BEGIN DATA SHOWN
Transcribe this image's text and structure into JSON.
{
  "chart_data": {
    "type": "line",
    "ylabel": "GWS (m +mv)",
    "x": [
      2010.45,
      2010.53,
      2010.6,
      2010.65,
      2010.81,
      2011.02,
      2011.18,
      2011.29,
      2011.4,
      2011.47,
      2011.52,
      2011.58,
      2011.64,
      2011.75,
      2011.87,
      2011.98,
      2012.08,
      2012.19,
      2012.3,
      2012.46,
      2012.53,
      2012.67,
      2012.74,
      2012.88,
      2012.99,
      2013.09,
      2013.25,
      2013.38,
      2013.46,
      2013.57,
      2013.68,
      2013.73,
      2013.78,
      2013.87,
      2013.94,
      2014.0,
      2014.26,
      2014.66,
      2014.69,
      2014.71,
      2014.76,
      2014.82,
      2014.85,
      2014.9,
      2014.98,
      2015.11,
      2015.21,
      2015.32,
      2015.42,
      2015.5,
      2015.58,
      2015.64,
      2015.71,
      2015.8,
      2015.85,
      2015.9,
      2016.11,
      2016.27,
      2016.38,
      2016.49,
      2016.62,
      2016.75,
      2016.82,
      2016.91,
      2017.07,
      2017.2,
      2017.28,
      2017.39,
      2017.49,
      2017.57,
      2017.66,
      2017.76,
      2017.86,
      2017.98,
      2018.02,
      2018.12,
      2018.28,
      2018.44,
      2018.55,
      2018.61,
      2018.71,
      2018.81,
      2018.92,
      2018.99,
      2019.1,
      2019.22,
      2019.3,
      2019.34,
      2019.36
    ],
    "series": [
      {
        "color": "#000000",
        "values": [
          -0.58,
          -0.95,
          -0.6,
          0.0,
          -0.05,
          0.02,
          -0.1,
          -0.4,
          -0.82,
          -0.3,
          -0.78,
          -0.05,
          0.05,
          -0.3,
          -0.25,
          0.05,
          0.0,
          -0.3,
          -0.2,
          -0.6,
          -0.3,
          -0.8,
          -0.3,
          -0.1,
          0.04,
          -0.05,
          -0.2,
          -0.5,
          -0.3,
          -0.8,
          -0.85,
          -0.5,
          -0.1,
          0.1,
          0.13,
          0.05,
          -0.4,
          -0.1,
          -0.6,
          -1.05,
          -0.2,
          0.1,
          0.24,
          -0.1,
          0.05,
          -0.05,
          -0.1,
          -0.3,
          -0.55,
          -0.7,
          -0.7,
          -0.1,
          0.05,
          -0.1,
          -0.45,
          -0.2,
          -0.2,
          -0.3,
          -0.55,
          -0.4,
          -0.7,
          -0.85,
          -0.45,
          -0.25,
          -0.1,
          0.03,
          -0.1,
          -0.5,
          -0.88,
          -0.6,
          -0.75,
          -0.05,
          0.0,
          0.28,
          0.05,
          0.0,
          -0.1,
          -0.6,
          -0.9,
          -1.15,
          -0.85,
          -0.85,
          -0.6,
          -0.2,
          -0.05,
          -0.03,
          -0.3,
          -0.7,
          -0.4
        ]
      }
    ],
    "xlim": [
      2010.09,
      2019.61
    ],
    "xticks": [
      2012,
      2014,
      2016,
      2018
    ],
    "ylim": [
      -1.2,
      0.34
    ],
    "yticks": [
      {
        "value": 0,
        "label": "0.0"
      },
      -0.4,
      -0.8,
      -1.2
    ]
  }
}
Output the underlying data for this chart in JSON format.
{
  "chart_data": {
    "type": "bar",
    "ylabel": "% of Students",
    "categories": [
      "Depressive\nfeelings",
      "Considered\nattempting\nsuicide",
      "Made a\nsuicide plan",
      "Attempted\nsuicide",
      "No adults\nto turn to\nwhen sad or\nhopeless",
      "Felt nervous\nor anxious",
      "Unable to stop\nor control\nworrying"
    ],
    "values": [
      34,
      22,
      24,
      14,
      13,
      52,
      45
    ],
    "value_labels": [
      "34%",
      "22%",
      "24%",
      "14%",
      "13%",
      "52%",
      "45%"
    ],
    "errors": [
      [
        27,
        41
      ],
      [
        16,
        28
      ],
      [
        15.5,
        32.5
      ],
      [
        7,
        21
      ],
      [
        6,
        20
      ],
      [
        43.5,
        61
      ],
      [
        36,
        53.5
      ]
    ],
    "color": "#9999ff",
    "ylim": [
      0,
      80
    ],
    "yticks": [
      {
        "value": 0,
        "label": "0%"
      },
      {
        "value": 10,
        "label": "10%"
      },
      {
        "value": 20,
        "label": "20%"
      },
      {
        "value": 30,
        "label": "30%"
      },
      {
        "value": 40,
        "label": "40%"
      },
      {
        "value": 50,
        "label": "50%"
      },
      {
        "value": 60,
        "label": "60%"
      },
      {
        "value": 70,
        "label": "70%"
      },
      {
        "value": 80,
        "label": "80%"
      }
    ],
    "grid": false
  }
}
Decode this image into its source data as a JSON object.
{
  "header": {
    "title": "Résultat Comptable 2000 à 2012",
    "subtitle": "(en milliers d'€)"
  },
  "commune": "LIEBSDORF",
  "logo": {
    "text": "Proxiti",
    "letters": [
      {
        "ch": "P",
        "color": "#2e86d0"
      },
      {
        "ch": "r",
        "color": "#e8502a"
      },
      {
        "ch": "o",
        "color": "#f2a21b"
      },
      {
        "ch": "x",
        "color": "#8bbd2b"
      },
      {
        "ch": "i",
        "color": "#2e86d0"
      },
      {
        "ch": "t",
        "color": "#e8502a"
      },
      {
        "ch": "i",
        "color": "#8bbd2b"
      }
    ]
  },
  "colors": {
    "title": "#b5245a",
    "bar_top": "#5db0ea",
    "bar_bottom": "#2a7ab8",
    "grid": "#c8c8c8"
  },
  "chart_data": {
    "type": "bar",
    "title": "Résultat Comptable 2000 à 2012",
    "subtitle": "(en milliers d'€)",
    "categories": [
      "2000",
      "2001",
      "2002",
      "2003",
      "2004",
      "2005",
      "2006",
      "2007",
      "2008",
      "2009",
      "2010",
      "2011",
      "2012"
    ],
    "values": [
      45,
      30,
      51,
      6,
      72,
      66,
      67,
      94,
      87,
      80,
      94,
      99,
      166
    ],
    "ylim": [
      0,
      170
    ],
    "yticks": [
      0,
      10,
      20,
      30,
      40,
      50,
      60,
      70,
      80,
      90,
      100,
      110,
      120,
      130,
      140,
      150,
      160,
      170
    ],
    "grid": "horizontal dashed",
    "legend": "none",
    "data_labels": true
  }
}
END DATA SHOWN
■ STATED TASK: Show the data once more, exactly as it was written.

■ SOLUTION:
Transcribe this image's text and structure into JSON.
{
  "chart_data": {
    "type": "line",
    "ylabel": "GWS (m +mv)",
    "x": [
      2010.45,
      2010.53,
      2010.6,
      2010.65,
      2010.81,
      2011.02,
      2011.18,
      2011.29,
      2011.4,
      2011.47,
      2011.52,
      2011.58,
      2011.64,
      2011.75,
      2011.87,
      2011.98,
      2012.08,
      2012.19,
      2012.3,
      2012.46,
      2012.53,
      2012.67,
      2012.74,
      2012.88,
      2012.99,
      2013.09,
      2013.25,
      2013.38,
      2013.46,
      2013.57,
      2013.68,
      2013.73,
      2013.78,
      2013.87,
      2013.94,
      2014.0,
      2014.26,
      2014.66,
      2014.69,
      2014.71,
      2014.76,
      2014.82,
      2014.85,
      2014.9,
      2014.98,
      2015.11,
      2015.21,
      2015.32,
      2015.42,
      2015.5,
      2015.58,
      2015.64,
      2015.71,
      2015.8,
      2015.85,
      2015.9,
      2016.11,
      2016.27,
      2016.38,
      2016.49,
      2016.62,
      2016.75,
      2016.82,
      2016.91,
      2017.07,
      2017.2,
      2017.28,
      2017.39,
      2017.49,
      2017.57,
      2017.66,
      2017.76,
      2017.86,
      2017.98,
      2018.02,
      2018.12,
      2018.28,
      2018.44,
      2018.55,
      2018.61,
      2018.71,
      2018.81,
      2018.92,
      2018.99,
      2019.1,
      2019.22,
      2019.3,
      2019.34,
      2019.36
    ],
    "series": [
      {
        "color": "#000000",
        "values": [
          -0.58,
          -0.95,
          -0.6,
          0.0,
          -0.05,
          0.02,
          -0.1,
          -0.4,
          -0.82,
          -0.3,
          -0.78,
          -0.05,
          0.05,
          -0.3,
          -0.25,
          0.05,
          0.0,
          -0.3,
          -0.2,
          -0.6,
          -0.3,
          -0.8,
          -0.3,
          -0.1,
          0.04,
          -0.05,
          -0.2,
          -0.5,
          -0.3,
          -0.8,
          -0.85,
          -0.5,
          -0.1,
          0.1,
          0.13,
          0.05,
          -0.4,
          -0.1,
          -0.6,
          -1.05,
          -0.2,
          0.1,
          0.24,
          -0.1,
          0.05,
          -0.05,
          -0.1,
          -0.3,
          -0.55,
          -0.7,
          -0.7,
          -0.1,
          0.05,
          -0.1,
          -0.45,
          -0.2,
          -0.2,
          -0.3,
          -0.55,
          -0.4,
          -0.7,
          -0.85,
          -0.45,
          -0.25,
          -0.1,
          0.03,
          -0.1,
          -0.5,
          -0.88,
          -0.6,
          -0.75,
          -0.05,
          0.0,
          0.28,
          0.05,
          0.0,
          -0.1,
          -0.6,
          -0.9,
          -1.15,
          -0.85,
          -0.85,
          -0.6,
          -0.2,
          -0.05,
          -0.03,
          -0.3,
          -0.7,
          -0.4
        ]
      }
    ],
    "xlim": [
      2010.09,
      2019.61
    ],
    "xticks": [
      2012,
      2014,
      2016,
      2018
    ],
    "ylim": [
      -1.2,
      0.34
    ],
    "yticks": [
      {
        "value": 0,
        "label": "0.0"
      },
      -0.4,
      -0.8,
      -1.2
    ]
  }
}
Output the underlying data for this chart in JSON format.
{
  "chart_data": {
    "type": "bar",
    "ylabel": "% of Students",
    "categories": [
      "Depressive\nfeelings",
      "Considered\nattempting\nsuicide",
      "Made a\nsuicide plan",
      "Attempted\nsuicide",
      "No adults\nto turn to\nwhen sad or\nhopeless",
      "Felt nervous\nor anxious",
      "Unable to stop\nor control\nworrying"
    ],
    "values": [
      34,
      22,
      24,
      14,
      13,
      52,
      45
    ],
    "value_labels": [
      "34%",
      "22%",
      "24%",
      "14%",
      "13%",
      "52%",
      "45%"
    ],
    "errors": [
      [
        27,
        41
      ],
      [
        16,
        28
      ],
      [
        15.5,
        32.5
      ],
      [
        7,
        21
      ],
      [
        6,
        20
      ],
      [
        43.5,
        61
      ],
      [
        36,
        53.5
      ]
    ],
    "color": "#9999ff",
    "ylim": [
      0,
      80
    ],
    "yticks": [
      {
        "value": 0,
        "label": "0%"
      },
      {
        "value": 10,
        "label": "10%"
      },
      {
        "value": 20,
        "label": "20%"
      },
      {
        "value": 30,
        "label": "30%"
      },
      {
        "value": 40,
        "label": "40%"
      },
      {
        "value": 50,
        "label": "50%"
      },
      {
        "value": 60,
        "label": "60%"
      },
      {
        "value": 70,
        "label": "70%"
      },
      {
        "value": 80,
        "label": "80%"
      }
    ],
    "grid": false
  }
}
Decode this image into its source data as a JSON object.
{
  "header": {
    "title": "Résultat Comptable 2000 à 2012",
    "subtitle": "(en milliers d'€)"
  },
  "commune": "LIEBSDORF",
  "logo": {
    "text": "Proxiti",
    "letters": [
      {
        "ch": "P",
        "color": "#2e86d0"
      },
      {
        "ch": "r",
        "color": "#e8502a"
      },
      {
        "ch": "o",
        "color": "#f2a21b"
      },
      {
        "ch": "x",
        "color": "#8bbd2b"
      },
      {
        "ch": "i",
        "color": "#2e86d0"
      },
      {
        "ch": "t",
        "color": "#e8502a"
      },
      {
        "ch": "i",
        "color": "#8bbd2b"
      }
    ]
  },
  "colors": {
    "title": "#b5245a",
    "bar_top": "#5db0ea",
    "bar_bottom": "#2a7ab8",
    "grid": "#c8c8c8"
  },
  "chart_data": {
    "type": "bar",
    "title": "Résultat Comptable 2000 à 2012",
    "subtitle": "(en milliers d'€)",
    "categories": [
      "2000",
      "2001",
      "2002",
      "2003",
      "2004",
      "2005",
      "2006",
      "2007",
      "2008",
      "2009",
      "2010",
      "2011",
      "2012"
    ],
    "values": [
      45,
      30,
      51,
      6,
      72,
      66,
      67,
      94,
      87,
      80,
      94,
      99,
      166
    ],
    "ylim": [
      0,
      170
    ],
    "yticks": [
      0,
      10,
      20,
      30,
      40,
      50,
      60,
      70,
      80,
      90,
      100,
      110,
      120,
      130,
      140,
      150,
      160,
      170
    ],
    "grid": "horizontal dashed",
    "legend": "none",
    "data_labels": true
  }
}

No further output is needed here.